- _Exercise goal_
Find and copy every line in the records that includes the string "women".

(Stored records)
○ ○ ○ ○ ○
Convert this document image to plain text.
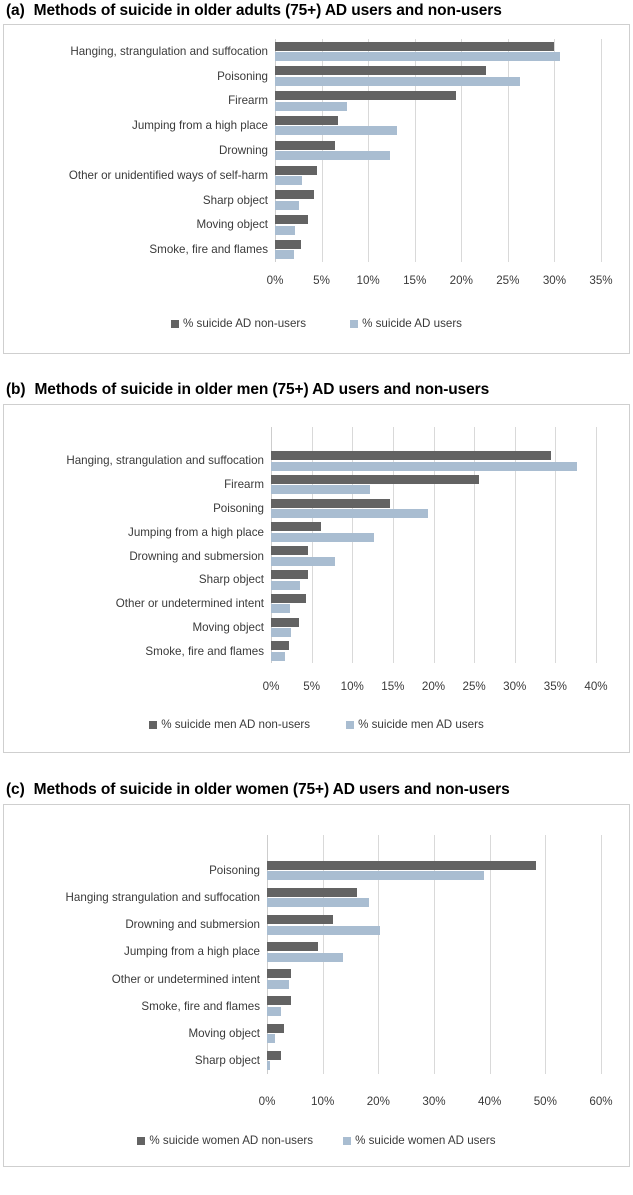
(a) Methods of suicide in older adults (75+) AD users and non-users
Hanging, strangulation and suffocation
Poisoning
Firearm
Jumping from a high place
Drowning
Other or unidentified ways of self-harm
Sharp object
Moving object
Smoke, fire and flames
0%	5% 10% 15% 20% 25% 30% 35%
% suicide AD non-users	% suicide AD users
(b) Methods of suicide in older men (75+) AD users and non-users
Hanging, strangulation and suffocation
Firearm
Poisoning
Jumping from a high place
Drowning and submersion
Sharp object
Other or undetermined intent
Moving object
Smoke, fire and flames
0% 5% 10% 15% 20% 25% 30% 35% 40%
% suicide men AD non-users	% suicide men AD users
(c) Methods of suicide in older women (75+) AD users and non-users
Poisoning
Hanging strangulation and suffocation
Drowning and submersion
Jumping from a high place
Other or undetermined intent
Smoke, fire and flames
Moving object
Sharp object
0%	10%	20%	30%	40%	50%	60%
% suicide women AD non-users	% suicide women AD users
○ ○ ○ ○ ○
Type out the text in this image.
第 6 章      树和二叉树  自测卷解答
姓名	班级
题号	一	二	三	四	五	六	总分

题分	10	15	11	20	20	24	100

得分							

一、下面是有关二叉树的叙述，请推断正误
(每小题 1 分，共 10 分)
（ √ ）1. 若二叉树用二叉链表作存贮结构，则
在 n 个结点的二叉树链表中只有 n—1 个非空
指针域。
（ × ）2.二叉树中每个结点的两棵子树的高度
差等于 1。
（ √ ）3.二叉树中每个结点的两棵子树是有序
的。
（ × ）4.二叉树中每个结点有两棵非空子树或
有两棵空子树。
○ ○ ○ ○ ○
- _Written solution_
(c) Methods of suicide in older women (75+) AD users and non-users
% suicide women AD non-users	% suicide women AD users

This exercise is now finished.